Input records
........

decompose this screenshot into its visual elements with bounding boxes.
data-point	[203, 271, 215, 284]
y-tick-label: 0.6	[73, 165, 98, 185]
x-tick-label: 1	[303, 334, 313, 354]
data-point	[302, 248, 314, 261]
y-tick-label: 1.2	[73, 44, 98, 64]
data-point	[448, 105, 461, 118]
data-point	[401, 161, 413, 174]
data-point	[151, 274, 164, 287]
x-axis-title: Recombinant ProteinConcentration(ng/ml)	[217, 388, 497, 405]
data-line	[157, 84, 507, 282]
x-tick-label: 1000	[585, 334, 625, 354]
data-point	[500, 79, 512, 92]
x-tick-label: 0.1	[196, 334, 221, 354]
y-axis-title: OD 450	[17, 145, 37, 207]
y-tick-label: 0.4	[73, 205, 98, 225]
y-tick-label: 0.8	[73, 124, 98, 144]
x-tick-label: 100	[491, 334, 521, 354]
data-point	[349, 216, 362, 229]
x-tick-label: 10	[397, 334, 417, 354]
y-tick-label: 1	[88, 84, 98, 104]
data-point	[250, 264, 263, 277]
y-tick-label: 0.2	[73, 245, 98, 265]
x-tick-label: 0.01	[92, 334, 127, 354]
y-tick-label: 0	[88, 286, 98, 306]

........

Directions for this task
Each line in the entries above that includes the word "title" counts once; state the total and nothing else.

Result of the exercise
2